* TASK INSTRUCTIONS *
Copy out all of the material exactly as presented.

* TASK INPUT *
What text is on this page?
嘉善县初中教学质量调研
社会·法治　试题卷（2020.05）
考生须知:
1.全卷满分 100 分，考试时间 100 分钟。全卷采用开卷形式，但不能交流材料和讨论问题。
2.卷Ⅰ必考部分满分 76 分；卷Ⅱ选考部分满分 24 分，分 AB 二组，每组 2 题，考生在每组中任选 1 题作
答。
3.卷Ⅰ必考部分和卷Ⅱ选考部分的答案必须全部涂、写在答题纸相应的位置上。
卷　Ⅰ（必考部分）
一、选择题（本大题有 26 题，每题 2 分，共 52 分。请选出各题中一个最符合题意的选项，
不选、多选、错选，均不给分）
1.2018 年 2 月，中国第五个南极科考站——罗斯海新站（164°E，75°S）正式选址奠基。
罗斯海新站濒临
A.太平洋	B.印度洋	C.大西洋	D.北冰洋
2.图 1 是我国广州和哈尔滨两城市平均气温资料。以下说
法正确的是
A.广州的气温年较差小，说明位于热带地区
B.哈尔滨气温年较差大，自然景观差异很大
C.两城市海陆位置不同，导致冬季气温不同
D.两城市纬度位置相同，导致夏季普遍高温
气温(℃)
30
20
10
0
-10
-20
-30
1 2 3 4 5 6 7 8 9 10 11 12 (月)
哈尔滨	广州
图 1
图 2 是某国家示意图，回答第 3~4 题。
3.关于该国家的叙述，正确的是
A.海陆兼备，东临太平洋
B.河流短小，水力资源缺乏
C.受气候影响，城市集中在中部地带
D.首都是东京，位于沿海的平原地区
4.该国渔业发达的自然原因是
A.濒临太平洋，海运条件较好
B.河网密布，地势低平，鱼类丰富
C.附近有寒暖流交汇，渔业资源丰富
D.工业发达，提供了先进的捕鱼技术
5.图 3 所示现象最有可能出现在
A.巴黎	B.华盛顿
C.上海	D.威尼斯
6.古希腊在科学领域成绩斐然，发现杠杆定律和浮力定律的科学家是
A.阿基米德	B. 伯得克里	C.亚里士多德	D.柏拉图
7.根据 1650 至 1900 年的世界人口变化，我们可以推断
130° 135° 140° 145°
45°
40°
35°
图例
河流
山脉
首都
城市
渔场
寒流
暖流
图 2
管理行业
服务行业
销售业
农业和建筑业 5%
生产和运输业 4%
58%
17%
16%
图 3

* SOLUTION *
What text is on this page?
嘉善县初中教学质量调研
社会·法治　试题卷（2020.05）
考生须知:
1.全卷满分 100 分，考试时间 100 分钟。全卷采用开卷形式，但不能交流材料和讨论问题。
2.卷Ⅰ必考部分满分 76 分；卷Ⅱ选考部分满分 24 分，分 AB 二组，每组 2 题，考生在每组中任选 1 题作
答。
3.卷Ⅰ必考部分和卷Ⅱ选考部分的答案必须全部涂、写在答题纸相应的位置上。
卷　Ⅰ（必考部分）
一、选择题（本大题有 26 题，每题 2 分，共 52 分。请选出各题中一个最符合题意的选项，
不选、多选、错选，均不给分）
1.2018 年 2 月，中国第五个南极科考站——罗斯海新站（164°E，75°S）正式选址奠基。
罗斯海新站濒临
A.太平洋	B.印度洋	C.大西洋	D.北冰洋
2.图 1 是我国广州和哈尔滨两城市平均气温资料。以下说
法正确的是
A.广州的气温年较差小，说明位于热带地区
B.哈尔滨气温年较差大，自然景观差异很大
C.两城市海陆位置不同，导致冬季气温不同
D.两城市纬度位置相同，导致夏季普遍高温
气温(℃)
30
20
10
0
-10
-20
-30
1 2 3 4 5 6 7 8 9 10 11 12 (月)
哈尔滨	广州
图 1
图 2 是某国家示意图，回答第 3~4 题。
3.关于该国家的叙述，正确的是
A.海陆兼备，东临太平洋
B.河流短小，水力资源缺乏
C.受气候影响，城市集中在中部地带
D.首都是东京，位于沿海的平原地区
4.该国渔业发达的自然原因是
A.濒临太平洋，海运条件较好
B.河网密布，地势低平，鱼类丰富
C.附近有寒暖流交汇，渔业资源丰富
D.工业发达，提供了先进的捕鱼技术
5.图 3 所示现象最有可能出现在
A.巴黎	B.华盛顿
C.上海	D.威尼斯
6.古希腊在科学领域成绩斐然，发现杠杆定律和浮力定律的科学家是
A.阿基米德	B. 伯得克里	C.亚里士多德	D.柏拉图
7.根据 1650 至 1900 年的世界人口变化，我们可以推断
130° 135° 140° 145°
45°
40°
35°
图例
河流
山脉
首都
城市
渔场
寒流
暖流
图 2
管理行业
服务行业
销售业
农业和建筑业 5%
生产和运输业 4%
58%
17%
16%
图 3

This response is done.